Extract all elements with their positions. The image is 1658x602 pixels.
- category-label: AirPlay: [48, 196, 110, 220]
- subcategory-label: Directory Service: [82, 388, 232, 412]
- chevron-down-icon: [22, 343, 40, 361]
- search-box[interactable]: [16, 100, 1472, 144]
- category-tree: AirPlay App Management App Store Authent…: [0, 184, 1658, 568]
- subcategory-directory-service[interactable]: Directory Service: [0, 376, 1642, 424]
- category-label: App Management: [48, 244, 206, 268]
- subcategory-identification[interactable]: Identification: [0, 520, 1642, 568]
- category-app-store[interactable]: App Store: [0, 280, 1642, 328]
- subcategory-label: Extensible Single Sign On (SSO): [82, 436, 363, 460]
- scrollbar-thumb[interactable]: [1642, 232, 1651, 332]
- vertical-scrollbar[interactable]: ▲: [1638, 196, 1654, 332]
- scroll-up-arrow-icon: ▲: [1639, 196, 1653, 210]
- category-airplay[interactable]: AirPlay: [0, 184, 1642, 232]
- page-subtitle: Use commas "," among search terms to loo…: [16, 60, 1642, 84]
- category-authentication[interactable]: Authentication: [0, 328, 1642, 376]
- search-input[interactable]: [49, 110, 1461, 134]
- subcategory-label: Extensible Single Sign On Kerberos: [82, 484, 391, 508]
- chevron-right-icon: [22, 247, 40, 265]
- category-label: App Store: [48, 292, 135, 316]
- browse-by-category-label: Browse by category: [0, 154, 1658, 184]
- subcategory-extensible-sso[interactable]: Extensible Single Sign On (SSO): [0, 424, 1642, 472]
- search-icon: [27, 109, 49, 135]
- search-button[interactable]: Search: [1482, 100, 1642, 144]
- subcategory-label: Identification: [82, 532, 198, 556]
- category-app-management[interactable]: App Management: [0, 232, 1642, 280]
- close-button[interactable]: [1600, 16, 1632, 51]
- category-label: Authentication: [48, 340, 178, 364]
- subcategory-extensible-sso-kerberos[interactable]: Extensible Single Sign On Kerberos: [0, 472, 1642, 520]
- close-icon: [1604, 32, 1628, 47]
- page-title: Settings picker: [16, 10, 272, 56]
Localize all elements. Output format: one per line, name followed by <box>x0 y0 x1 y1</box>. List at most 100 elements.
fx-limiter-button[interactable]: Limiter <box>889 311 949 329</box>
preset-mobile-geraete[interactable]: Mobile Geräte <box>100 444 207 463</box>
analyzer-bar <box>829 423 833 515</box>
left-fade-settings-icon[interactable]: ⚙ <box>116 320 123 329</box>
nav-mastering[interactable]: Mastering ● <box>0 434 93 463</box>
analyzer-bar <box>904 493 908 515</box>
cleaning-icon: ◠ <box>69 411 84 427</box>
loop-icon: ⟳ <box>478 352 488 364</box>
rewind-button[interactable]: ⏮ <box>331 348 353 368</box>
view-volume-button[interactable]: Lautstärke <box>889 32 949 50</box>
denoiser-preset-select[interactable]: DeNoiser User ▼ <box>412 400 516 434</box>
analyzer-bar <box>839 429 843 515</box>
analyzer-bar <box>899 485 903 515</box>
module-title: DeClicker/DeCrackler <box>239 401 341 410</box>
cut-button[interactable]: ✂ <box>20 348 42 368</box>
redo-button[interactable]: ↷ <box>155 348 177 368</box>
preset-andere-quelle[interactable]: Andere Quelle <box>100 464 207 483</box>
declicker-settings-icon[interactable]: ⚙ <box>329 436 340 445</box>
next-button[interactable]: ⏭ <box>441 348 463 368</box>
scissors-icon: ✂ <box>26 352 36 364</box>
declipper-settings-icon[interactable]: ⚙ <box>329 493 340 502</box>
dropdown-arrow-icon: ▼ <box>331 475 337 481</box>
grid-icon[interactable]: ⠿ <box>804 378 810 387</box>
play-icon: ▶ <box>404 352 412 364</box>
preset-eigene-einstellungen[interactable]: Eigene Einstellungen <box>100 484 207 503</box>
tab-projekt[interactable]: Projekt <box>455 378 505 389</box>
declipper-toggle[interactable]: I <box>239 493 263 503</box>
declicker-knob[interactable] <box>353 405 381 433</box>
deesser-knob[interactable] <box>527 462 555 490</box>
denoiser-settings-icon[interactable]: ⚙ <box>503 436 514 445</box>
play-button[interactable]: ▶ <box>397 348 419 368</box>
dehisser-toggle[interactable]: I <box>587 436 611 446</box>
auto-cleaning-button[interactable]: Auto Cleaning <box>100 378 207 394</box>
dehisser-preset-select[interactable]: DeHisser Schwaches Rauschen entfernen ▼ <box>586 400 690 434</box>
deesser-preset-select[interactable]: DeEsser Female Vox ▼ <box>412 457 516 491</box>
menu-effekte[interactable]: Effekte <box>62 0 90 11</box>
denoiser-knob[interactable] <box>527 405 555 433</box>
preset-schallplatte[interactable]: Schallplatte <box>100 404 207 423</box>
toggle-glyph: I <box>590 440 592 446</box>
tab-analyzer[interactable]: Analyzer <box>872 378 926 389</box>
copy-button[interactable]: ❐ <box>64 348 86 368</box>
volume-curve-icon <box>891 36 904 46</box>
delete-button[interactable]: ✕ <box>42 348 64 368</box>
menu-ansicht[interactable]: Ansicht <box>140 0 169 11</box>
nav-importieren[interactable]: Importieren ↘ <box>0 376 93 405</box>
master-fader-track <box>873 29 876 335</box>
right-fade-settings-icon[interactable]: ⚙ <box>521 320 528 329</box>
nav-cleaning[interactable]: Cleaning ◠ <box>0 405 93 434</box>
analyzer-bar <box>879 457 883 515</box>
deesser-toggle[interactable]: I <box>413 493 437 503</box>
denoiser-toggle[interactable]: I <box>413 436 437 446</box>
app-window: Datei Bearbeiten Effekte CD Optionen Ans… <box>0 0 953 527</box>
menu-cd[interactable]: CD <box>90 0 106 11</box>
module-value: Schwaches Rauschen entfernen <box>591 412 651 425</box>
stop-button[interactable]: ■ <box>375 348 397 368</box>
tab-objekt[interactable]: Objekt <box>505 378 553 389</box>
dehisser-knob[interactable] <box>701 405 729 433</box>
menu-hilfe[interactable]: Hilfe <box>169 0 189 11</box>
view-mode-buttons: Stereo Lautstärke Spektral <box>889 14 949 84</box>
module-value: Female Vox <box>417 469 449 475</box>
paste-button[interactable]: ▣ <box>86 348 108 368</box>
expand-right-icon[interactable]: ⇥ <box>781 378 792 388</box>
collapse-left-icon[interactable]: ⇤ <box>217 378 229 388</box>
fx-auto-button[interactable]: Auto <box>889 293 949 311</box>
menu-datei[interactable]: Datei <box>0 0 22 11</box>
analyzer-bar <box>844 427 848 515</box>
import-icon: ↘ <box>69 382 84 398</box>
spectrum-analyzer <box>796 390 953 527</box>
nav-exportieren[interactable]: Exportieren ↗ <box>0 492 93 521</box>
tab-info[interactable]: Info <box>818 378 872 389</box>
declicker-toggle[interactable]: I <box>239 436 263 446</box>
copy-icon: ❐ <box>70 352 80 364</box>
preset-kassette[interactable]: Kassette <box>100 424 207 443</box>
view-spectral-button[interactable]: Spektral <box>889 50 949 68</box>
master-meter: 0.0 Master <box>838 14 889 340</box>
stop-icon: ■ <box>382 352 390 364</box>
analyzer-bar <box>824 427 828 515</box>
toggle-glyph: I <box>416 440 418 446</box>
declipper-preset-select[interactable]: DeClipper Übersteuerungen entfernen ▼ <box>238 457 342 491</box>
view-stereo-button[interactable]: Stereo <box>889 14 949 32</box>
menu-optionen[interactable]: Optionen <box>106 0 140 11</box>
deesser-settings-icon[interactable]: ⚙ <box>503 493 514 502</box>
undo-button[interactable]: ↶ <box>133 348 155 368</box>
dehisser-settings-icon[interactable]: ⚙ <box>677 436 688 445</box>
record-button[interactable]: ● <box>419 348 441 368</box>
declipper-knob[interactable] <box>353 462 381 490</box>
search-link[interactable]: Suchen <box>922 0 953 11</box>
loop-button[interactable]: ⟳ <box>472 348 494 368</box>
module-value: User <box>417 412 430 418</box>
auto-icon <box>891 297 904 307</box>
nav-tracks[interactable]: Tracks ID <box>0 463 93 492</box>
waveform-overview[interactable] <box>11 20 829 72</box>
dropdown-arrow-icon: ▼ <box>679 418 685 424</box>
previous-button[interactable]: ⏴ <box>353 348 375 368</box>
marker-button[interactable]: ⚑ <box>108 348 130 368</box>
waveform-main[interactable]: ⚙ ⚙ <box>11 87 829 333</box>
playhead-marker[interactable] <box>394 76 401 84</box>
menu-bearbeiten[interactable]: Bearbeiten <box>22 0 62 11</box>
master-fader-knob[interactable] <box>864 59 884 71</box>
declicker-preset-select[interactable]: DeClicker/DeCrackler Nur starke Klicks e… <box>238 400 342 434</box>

EXERCISE
From the rows above, pick out every line that contains the string "label" and copy each of those lines unchanged.

THE RESPONSE
- category-label: AirPlay: [48, 196, 110, 220]
- subcategory-label: Directory Service: [82, 388, 232, 412]
- category-label: App Management: [48, 244, 206, 268]
- subcategory-label: Extensible Single Sign On (SSO): [82, 436, 363, 460]
- subcategory-label: Extensible Single Sign On Kerberos: [82, 484, 391, 508]
- category-label: App Store: [48, 292, 135, 316]
- browse-by-category-label: Browse by category: [0, 154, 1658, 184]
- subcategory-label: Identification: [82, 532, 198, 556]
- category-label: Authentication: [48, 340, 178, 364]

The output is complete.